▸ Stated exercise
From the listing below, extract every line containing "name".

Records that describe figures
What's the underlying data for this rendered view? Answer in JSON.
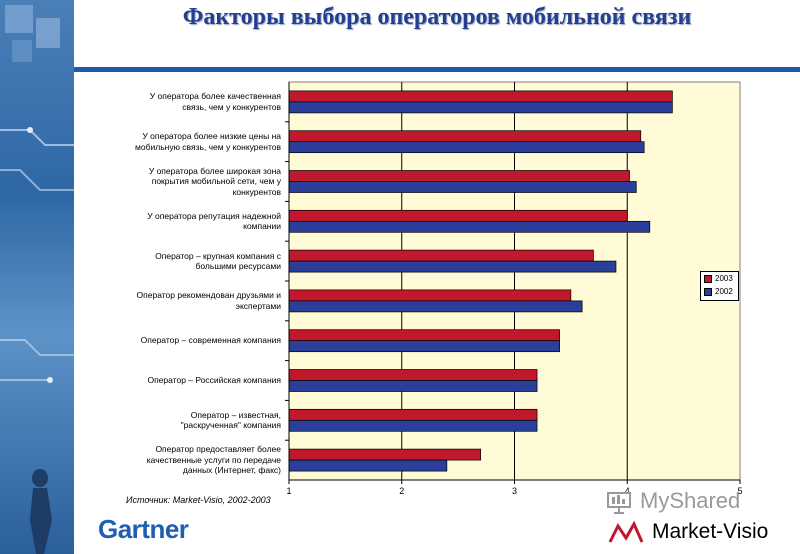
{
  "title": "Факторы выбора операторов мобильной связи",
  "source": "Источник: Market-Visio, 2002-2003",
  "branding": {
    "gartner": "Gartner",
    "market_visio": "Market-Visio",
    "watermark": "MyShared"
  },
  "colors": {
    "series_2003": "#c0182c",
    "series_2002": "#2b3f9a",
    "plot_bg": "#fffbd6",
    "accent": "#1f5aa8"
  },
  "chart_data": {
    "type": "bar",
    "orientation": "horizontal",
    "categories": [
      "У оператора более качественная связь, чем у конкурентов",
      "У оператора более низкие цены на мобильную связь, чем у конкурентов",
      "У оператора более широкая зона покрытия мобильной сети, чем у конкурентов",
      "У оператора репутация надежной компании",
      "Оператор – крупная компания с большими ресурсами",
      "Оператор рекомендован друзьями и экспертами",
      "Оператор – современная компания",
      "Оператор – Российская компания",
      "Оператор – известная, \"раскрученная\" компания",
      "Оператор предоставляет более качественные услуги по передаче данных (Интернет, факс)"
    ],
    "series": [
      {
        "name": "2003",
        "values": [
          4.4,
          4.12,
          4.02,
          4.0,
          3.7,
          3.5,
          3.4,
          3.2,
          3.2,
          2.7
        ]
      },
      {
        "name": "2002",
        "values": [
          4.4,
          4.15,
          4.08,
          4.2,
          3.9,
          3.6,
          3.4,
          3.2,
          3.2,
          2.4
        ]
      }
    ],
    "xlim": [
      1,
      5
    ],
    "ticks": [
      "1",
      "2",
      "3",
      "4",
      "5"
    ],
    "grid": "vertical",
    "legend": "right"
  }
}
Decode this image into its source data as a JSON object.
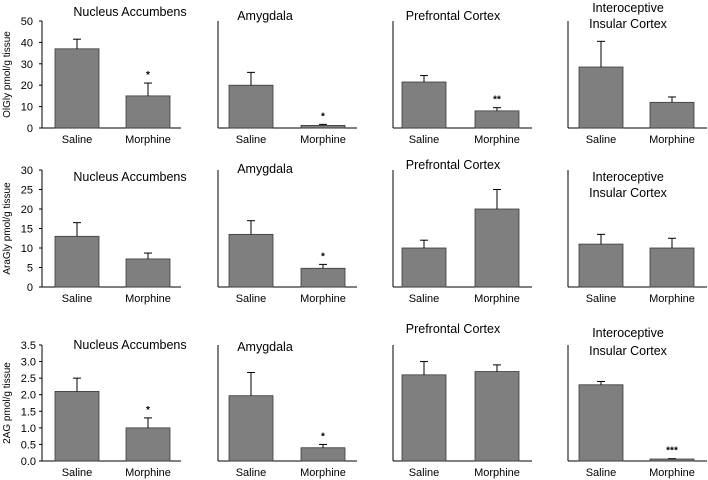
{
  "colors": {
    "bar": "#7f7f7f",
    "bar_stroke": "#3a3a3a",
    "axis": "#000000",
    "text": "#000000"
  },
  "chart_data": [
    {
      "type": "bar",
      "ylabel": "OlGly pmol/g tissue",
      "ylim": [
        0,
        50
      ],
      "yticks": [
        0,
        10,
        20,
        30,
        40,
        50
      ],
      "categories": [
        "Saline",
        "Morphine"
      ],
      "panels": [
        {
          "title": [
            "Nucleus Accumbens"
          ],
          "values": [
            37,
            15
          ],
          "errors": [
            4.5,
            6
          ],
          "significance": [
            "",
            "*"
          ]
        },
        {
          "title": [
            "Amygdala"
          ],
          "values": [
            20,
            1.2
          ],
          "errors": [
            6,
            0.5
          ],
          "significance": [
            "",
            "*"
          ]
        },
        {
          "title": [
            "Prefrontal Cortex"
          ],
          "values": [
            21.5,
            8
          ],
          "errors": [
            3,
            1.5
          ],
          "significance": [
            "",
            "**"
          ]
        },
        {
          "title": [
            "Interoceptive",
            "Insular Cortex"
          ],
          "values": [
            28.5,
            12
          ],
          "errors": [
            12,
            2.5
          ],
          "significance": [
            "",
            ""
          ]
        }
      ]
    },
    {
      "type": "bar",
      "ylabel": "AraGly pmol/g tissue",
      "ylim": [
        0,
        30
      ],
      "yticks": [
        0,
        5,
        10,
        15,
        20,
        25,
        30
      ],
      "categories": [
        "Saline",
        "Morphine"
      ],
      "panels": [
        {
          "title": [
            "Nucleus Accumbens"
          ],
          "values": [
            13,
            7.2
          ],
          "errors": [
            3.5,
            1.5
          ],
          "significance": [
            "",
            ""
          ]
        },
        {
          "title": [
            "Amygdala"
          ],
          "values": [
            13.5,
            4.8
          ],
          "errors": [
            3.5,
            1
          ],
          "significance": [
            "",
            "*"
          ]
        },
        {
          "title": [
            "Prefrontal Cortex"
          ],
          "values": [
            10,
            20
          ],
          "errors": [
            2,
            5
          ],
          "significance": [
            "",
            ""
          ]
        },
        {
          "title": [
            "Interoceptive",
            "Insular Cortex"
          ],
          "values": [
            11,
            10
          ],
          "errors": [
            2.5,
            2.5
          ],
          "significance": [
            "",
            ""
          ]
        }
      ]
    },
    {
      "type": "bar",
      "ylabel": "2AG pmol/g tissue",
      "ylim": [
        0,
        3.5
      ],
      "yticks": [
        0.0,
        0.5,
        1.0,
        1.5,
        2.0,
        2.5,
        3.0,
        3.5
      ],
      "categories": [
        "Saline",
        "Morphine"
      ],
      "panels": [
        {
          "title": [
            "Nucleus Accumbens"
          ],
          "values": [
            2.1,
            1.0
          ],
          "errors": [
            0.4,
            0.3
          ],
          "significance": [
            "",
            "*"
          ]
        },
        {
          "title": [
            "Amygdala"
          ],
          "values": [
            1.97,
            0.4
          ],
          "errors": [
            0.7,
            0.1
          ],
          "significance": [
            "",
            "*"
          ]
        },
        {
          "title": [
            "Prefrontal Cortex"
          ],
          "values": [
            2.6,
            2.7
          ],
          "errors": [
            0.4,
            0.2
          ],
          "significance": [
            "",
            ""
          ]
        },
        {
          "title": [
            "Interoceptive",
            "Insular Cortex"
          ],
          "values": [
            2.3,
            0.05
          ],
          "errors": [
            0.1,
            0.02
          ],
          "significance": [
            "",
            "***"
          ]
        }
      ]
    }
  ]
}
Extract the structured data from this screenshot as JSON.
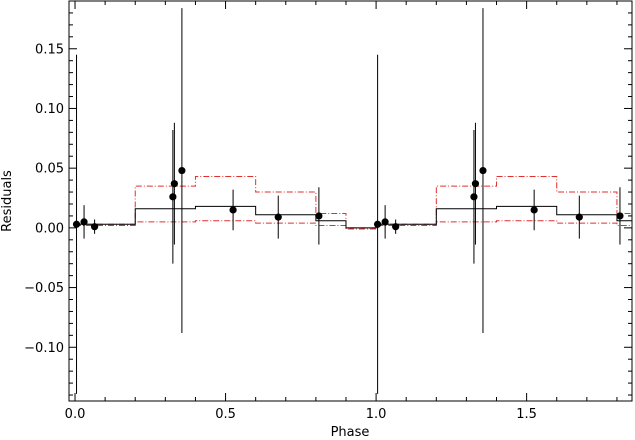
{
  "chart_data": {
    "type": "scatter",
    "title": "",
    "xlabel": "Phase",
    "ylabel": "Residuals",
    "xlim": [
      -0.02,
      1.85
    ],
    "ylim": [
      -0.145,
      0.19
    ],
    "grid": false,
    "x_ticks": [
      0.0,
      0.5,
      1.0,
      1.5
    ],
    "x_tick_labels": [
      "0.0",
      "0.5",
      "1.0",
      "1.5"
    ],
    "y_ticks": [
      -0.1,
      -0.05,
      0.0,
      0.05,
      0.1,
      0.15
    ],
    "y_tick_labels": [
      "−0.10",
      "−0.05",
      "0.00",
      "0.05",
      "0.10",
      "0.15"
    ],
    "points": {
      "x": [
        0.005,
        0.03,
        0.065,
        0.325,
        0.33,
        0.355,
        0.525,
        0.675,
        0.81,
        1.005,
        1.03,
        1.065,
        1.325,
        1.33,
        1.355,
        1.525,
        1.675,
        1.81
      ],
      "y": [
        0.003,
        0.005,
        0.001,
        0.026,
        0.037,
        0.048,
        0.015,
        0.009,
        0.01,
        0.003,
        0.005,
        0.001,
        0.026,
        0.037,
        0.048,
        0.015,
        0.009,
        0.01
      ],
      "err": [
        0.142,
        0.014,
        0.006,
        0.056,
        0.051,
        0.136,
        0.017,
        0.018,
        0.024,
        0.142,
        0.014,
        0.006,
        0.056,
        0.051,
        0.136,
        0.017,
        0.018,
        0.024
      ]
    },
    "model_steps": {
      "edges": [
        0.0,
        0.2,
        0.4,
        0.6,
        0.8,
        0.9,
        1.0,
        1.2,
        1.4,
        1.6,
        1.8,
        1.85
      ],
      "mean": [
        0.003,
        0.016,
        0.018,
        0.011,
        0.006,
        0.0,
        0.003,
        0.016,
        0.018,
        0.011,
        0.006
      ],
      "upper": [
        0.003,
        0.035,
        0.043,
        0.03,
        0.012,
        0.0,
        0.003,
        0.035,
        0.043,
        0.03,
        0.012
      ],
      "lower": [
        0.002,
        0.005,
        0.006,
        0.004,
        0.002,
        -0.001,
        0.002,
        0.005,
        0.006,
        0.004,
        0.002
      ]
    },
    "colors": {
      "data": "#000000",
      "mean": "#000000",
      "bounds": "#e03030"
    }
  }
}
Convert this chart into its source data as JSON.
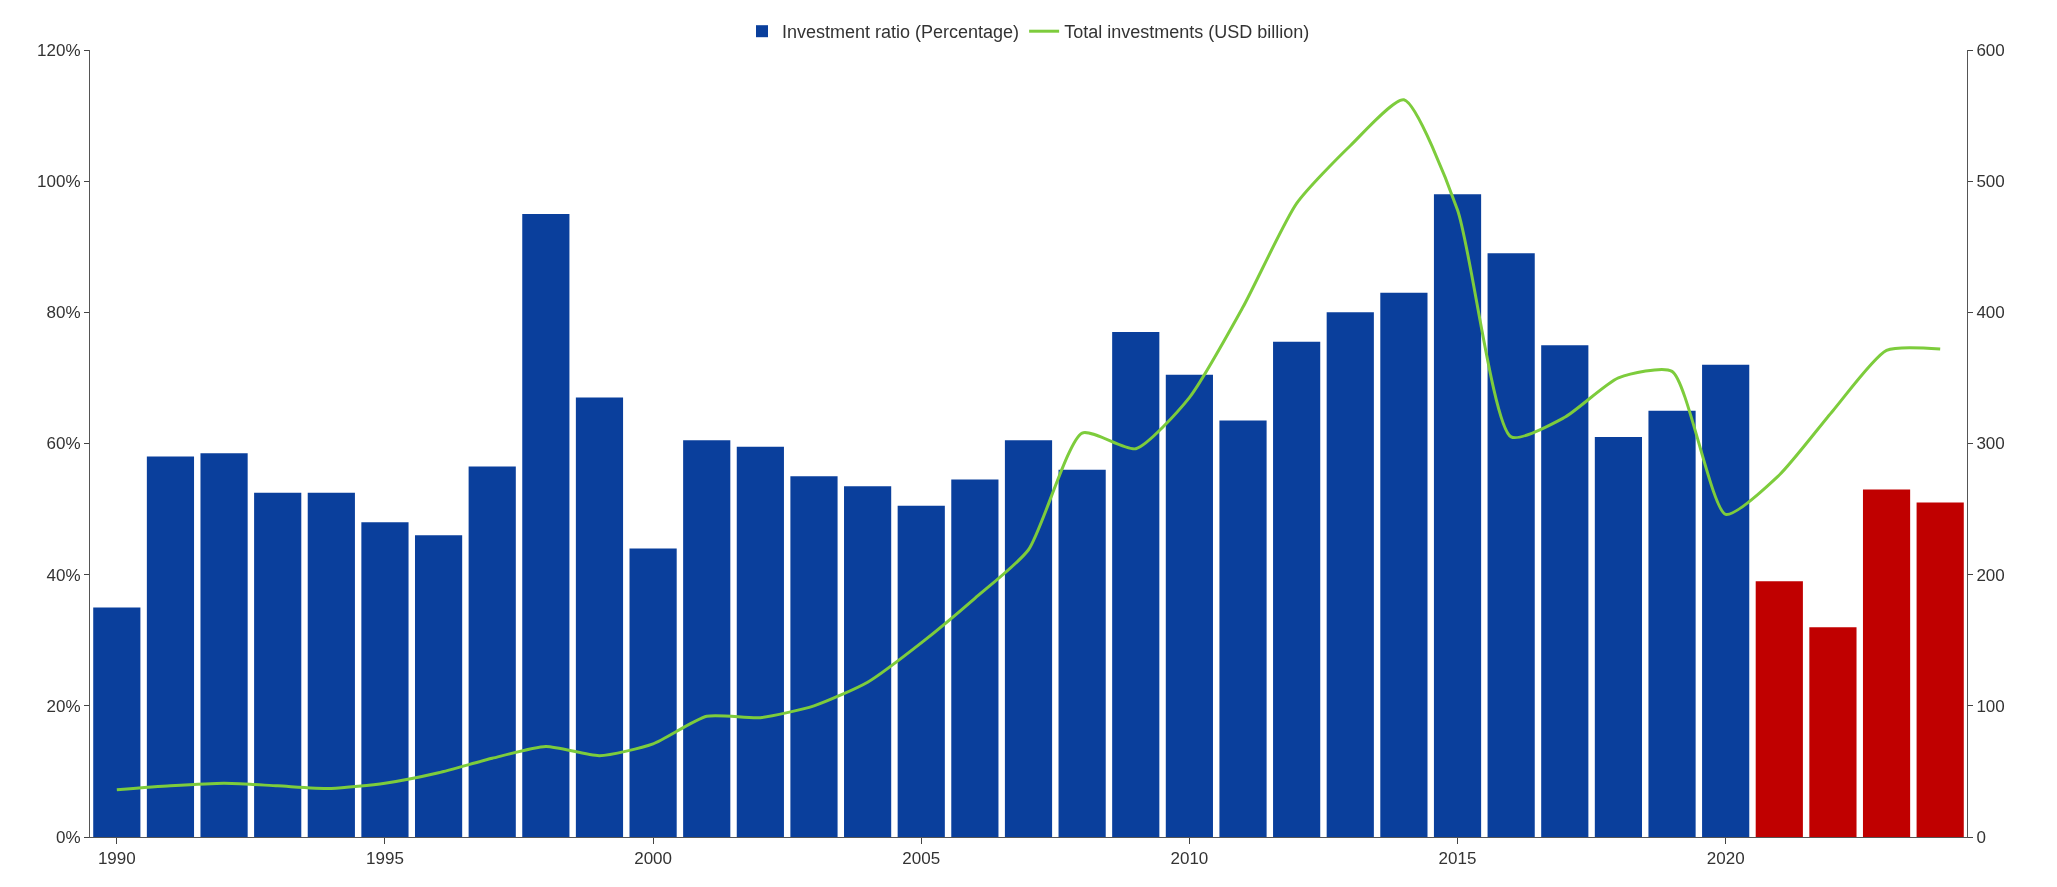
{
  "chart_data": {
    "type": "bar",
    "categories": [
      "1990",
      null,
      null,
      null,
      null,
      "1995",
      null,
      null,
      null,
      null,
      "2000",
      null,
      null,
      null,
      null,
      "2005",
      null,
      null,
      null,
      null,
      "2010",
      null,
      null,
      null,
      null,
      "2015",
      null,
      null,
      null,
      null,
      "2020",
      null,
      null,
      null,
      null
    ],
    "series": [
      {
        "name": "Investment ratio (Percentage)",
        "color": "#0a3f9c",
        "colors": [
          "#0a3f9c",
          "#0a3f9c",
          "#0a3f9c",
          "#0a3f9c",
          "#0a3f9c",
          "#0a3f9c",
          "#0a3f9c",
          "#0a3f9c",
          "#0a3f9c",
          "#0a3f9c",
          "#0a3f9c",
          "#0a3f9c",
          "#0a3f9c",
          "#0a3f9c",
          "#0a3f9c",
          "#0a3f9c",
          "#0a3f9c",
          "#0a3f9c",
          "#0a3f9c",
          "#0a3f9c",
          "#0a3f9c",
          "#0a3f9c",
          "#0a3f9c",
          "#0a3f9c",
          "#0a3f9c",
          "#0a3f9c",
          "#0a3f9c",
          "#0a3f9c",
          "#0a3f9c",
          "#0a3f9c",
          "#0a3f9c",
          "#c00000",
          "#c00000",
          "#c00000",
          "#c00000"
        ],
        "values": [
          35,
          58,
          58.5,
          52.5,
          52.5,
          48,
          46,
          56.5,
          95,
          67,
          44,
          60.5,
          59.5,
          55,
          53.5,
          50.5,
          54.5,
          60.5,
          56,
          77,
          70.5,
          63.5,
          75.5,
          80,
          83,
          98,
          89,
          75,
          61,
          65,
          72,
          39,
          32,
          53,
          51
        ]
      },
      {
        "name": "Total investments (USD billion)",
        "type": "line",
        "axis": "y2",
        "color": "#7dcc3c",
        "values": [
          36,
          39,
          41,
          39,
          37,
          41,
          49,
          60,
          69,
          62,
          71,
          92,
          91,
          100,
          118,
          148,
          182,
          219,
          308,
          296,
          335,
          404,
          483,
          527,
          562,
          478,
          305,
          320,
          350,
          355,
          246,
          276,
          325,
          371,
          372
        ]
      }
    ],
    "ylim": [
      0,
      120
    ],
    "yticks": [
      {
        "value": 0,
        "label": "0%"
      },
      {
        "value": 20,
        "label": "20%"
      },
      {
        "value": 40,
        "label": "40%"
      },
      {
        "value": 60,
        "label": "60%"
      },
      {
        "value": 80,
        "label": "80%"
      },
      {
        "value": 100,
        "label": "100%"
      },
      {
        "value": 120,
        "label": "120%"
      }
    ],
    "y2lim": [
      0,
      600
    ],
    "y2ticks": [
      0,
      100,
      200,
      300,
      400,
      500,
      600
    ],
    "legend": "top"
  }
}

▸ Response below
        "name": "2003",
        "name": "2002",
        "name": "Investment ratio (Percentage)",
        "name": "Total investments (USD billion)",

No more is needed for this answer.